TO DO
What lines of the data hold the string "deportivos"? Pull each one out.

DATASET ENTRIES
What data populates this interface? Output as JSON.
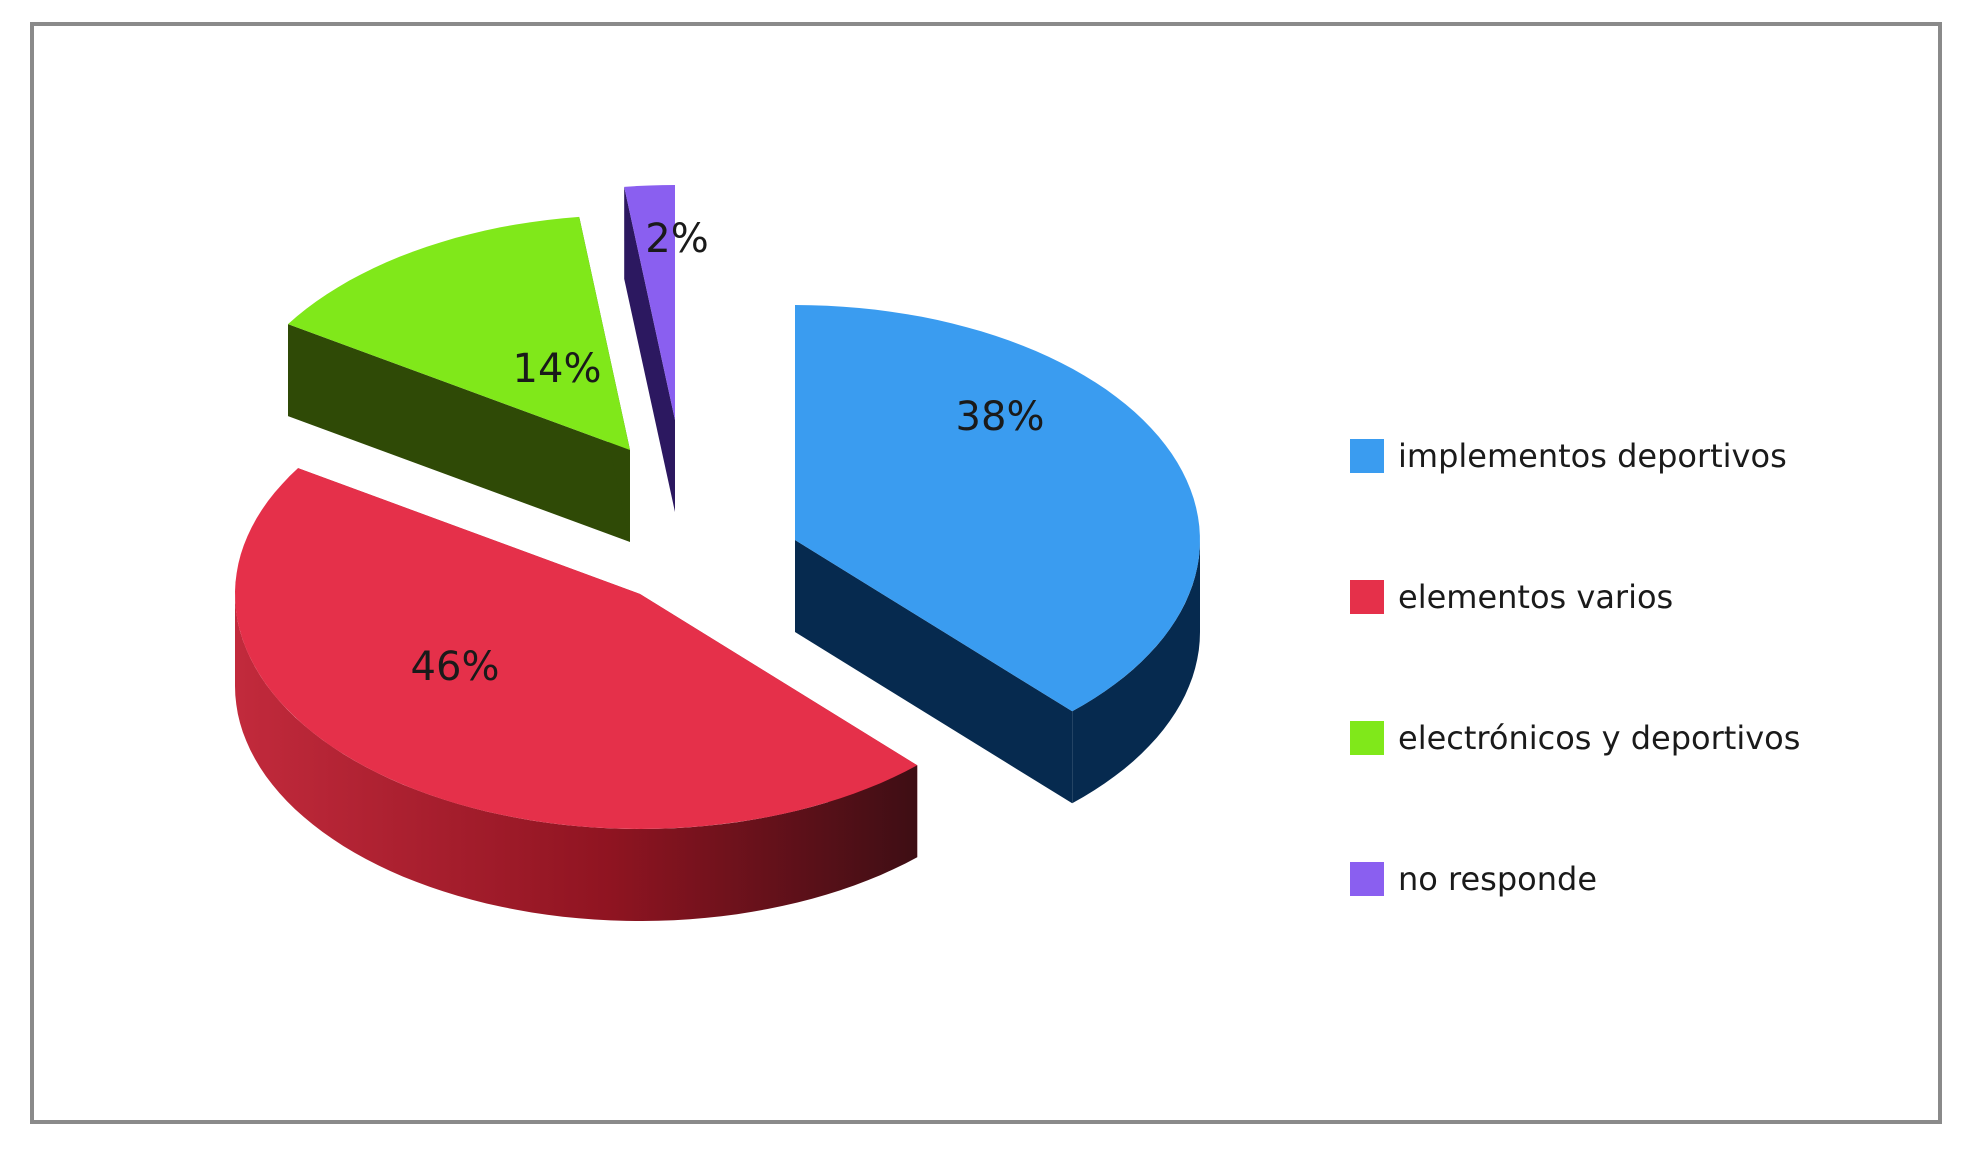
{
  "chart_data": {
    "type": "pie",
    "style": "3d-exploded",
    "legend_position": "right",
    "slices": [
      {
        "name": "implementos deportivos",
        "value": 38,
        "label": "38%",
        "color": "#3a9cf0",
        "side_color": "#062a4f"
      },
      {
        "name": "elementos varios",
        "value": 46,
        "label": "46%",
        "color": "#e5304a",
        "side_color": "#9e1624"
      },
      {
        "name": "electrónicos y deportivos",
        "value": 14,
        "label": "14%",
        "color": "#80e81a",
        "side_color": "#2f4a06"
      },
      {
        "name": "no responde",
        "value": 2,
        "label": "2%",
        "color": "#8a5ff0",
        "side_color": "#2c1860"
      }
    ]
  }
}
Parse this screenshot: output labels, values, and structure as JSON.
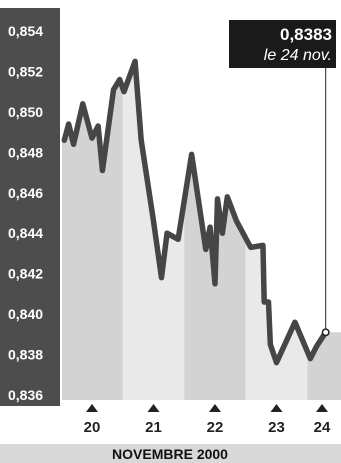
{
  "chart_data": {
    "type": "area",
    "xlabel": "NOVEMBRE 2000",
    "x_ticks": [
      "20",
      "21",
      "22",
      "23",
      "24"
    ],
    "y_ticks": [
      "0,854",
      "0,852",
      "0,850",
      "0,848",
      "0,846",
      "0,844",
      "0,842",
      "0,840",
      "0,838",
      "0,836"
    ],
    "ylim": [
      0.836,
      0.855
    ],
    "grid": false,
    "callout": {
      "value": "0,8383",
      "date": "le 24 nov."
    },
    "series": [
      {
        "values": [
          [
            19.55,
            0.8486
          ],
          [
            19.62,
            0.8494
          ],
          [
            19.7,
            0.8484
          ],
          [
            19.85,
            0.8504
          ],
          [
            20.0,
            0.8487
          ],
          [
            20.1,
            0.8493
          ],
          [
            20.17,
            0.8471
          ],
          [
            20.35,
            0.8511
          ],
          [
            20.45,
            0.8516
          ],
          [
            20.52,
            0.851
          ],
          [
            20.7,
            0.8525
          ],
          [
            20.8,
            0.8486
          ],
          [
            21.0,
            0.8446
          ],
          [
            21.13,
            0.8418
          ],
          [
            21.22,
            0.844
          ],
          [
            21.4,
            0.8437
          ],
          [
            21.62,
            0.8479
          ],
          [
            21.85,
            0.8432
          ],
          [
            21.92,
            0.8443
          ],
          [
            22.0,
            0.8415
          ],
          [
            22.04,
            0.8457
          ],
          [
            22.12,
            0.844
          ],
          [
            22.2,
            0.8458
          ],
          [
            22.35,
            0.8446
          ],
          [
            22.58,
            0.8433
          ],
          [
            22.78,
            0.8434
          ],
          [
            22.8,
            0.8406
          ],
          [
            22.87,
            0.8406
          ],
          [
            22.9,
            0.8385
          ],
          [
            23.0,
            0.8376
          ],
          [
            23.3,
            0.8396
          ],
          [
            23.55,
            0.8378
          ],
          [
            23.65,
            0.8384
          ],
          [
            23.8,
            0.8391
          ]
        ]
      }
    ],
    "colors": {
      "axis_band": "#4d4d4d",
      "band_dark": "#d3d3d3",
      "band_light": "#e9e9e9",
      "line": "#464646",
      "callout_bg": "#1a1a1a",
      "xlabel_bg": "#d8d8d8"
    }
  }
}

COMPLETE RESPONSE
        "name": "implementos deportivos",
        "name": "electrónicos y deportivos",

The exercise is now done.